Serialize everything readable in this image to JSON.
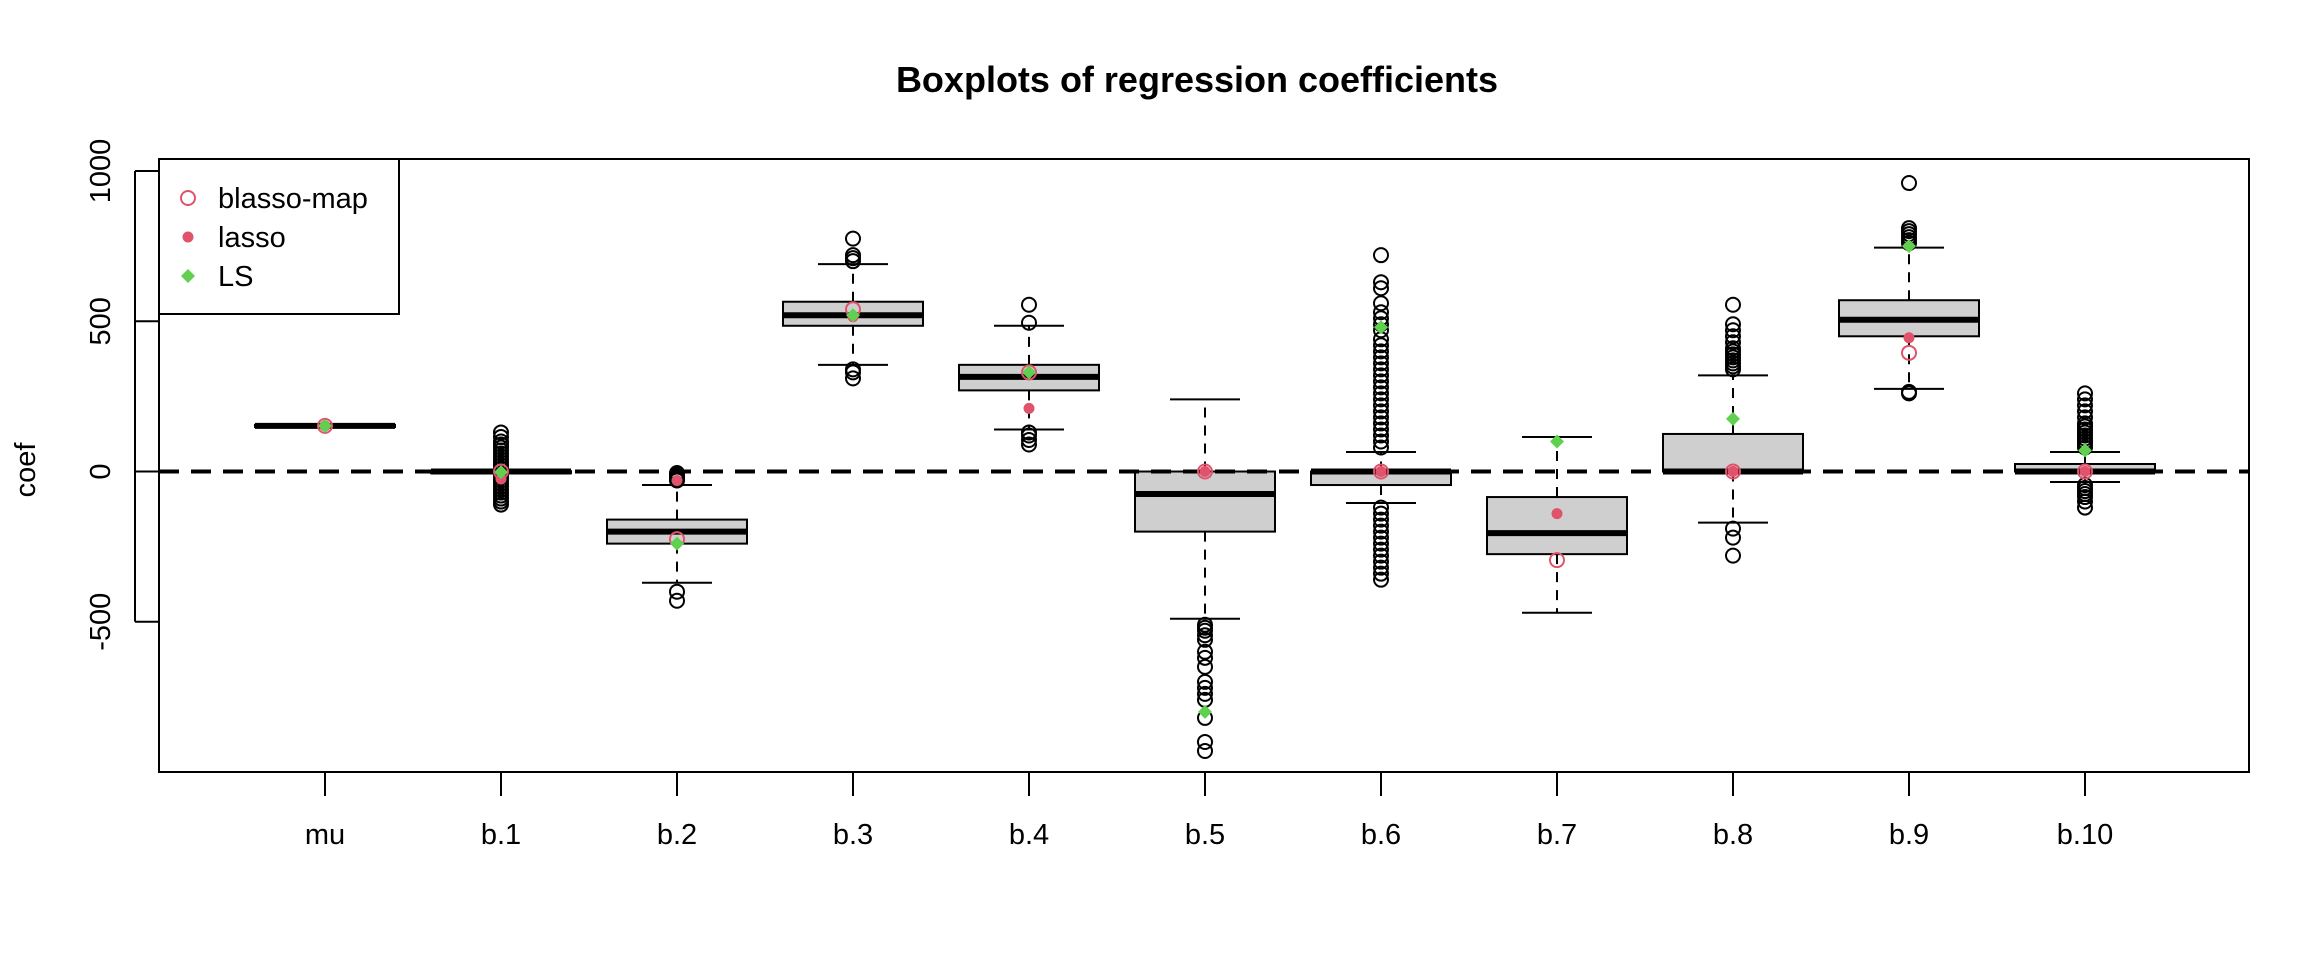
{
  "chart_data": {
    "type": "boxplot",
    "title": "Boxplots of regression coefficients",
    "xlabel": "",
    "ylabel": "coef",
    "ylim": [
      -1000,
      1040
    ],
    "y_ticks": [
      -500,
      0,
      500,
      1000
    ],
    "reference_line": {
      "y": 0,
      "style": "dashed"
    },
    "categories": [
      "mu",
      "b.1",
      "b.2",
      "b.3",
      "b.4",
      "b.5",
      "b.6",
      "b.7",
      "b.8",
      "b.9",
      "b.10"
    ],
    "boxes": [
      {
        "category": "mu",
        "q1": 150,
        "median": 152,
        "q3": 155,
        "whisker_low": 148,
        "whisker_high": 156,
        "outliers": []
      },
      {
        "category": "b.1",
        "q1": -1,
        "median": 0,
        "q3": 1,
        "whisker_low": -2,
        "whisker_high": 2,
        "outliers": [
          130,
          115,
          100,
          90,
          80,
          70,
          60,
          50,
          40,
          30,
          20,
          10,
          -10,
          -20,
          -30,
          -40,
          -50,
          -60,
          -70,
          -80,
          -90,
          -100,
          -110
        ]
      },
      {
        "category": "b.2",
        "q1": -240,
        "median": -200,
        "q3": -160,
        "whisker_low": -370,
        "whisker_high": -45,
        "outliers": [
          -5,
          -10,
          -15,
          -20,
          -25,
          -30,
          -400,
          -430
        ]
      },
      {
        "category": "b.3",
        "q1": 485,
        "median": 520,
        "q3": 565,
        "whisker_low": 355,
        "whisker_high": 690,
        "outliers": [
          775,
          720,
          710,
          700,
          340,
          330,
          310
        ]
      },
      {
        "category": "b.4",
        "q1": 270,
        "median": 315,
        "q3": 355,
        "whisker_low": 140,
        "whisker_high": 485,
        "outliers": [
          555,
          495,
          130,
          120,
          105,
          90
        ]
      },
      {
        "category": "b.5",
        "q1": -200,
        "median": -75,
        "q3": 0,
        "whisker_low": -490,
        "whisker_high": 240,
        "outliers": [
          -510,
          -520,
          -530,
          -545,
          -560,
          -600,
          -620,
          -650,
          -700,
          -720,
          -740,
          -760,
          -820,
          -900,
          -930
        ]
      },
      {
        "category": "b.6",
        "q1": -45,
        "median": 0,
        "q3": 0,
        "whisker_low": -105,
        "whisker_high": 65,
        "outliers": [
          720,
          630,
          610,
          560,
          530,
          510,
          490,
          470,
          440,
          420,
          400,
          380,
          360,
          340,
          320,
          300,
          280,
          260,
          240,
          220,
          200,
          180,
          160,
          140,
          120,
          100,
          80,
          -120,
          -140,
          -160,
          -180,
          -200,
          -220,
          -240,
          -260,
          -280,
          -300,
          -320,
          -340,
          -360
        ]
      },
      {
        "category": "b.7",
        "q1": -275,
        "median": -205,
        "q3": -85,
        "whisker_low": -470,
        "whisker_high": 115,
        "outliers": []
      },
      {
        "category": "b.8",
        "q1": 0,
        "median": 0,
        "q3": 125,
        "whisker_low": -170,
        "whisker_high": 320,
        "outliers": [
          555,
          490,
          470,
          450,
          430,
          410,
          400,
          390,
          380,
          370,
          360,
          350,
          340,
          -190,
          -220,
          -280
        ]
      },
      {
        "category": "b.9",
        "q1": 450,
        "median": 505,
        "q3": 570,
        "whisker_low": 275,
        "whisker_high": 745,
        "outliers": [
          960,
          810,
          800,
          790,
          780,
          770,
          760,
          265,
          260
        ]
      },
      {
        "category": "b.10",
        "q1": 0,
        "median": 0,
        "q3": 25,
        "whisker_low": -35,
        "whisker_high": 65,
        "outliers": [
          260,
          240,
          220,
          200,
          180,
          160,
          150,
          140,
          130,
          120,
          110,
          100,
          90,
          80,
          -45,
          -55,
          -65,
          -75,
          -85,
          -100,
          -120
        ]
      }
    ],
    "series": [
      {
        "name": "blasso-map",
        "marker": "open-circle",
        "color": "#DF536B",
        "values": [
          152,
          0,
          -225,
          540,
          330,
          0,
          0,
          -295,
          0,
          395,
          0
        ]
      },
      {
        "name": "lasso",
        "marker": "filled-circle",
        "color": "#DF536B",
        "values": [
          152,
          -25,
          -30,
          515,
          210,
          0,
          0,
          -140,
          0,
          445,
          0
        ]
      },
      {
        "name": "LS",
        "marker": "filled-diamond",
        "color": "#61D04F",
        "values": [
          152,
          -2,
          -240,
          520,
          330,
          -800,
          480,
          100,
          175,
          750,
          70
        ]
      }
    ],
    "legend": {
      "position": "top-left"
    },
    "grid": false
  }
}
■ ■ ■
*WHAT IS REQUIRED:*
State how many lines of the listing include the word "median". Reply with the number alone.

*EXPECTED OUTPUT:*
11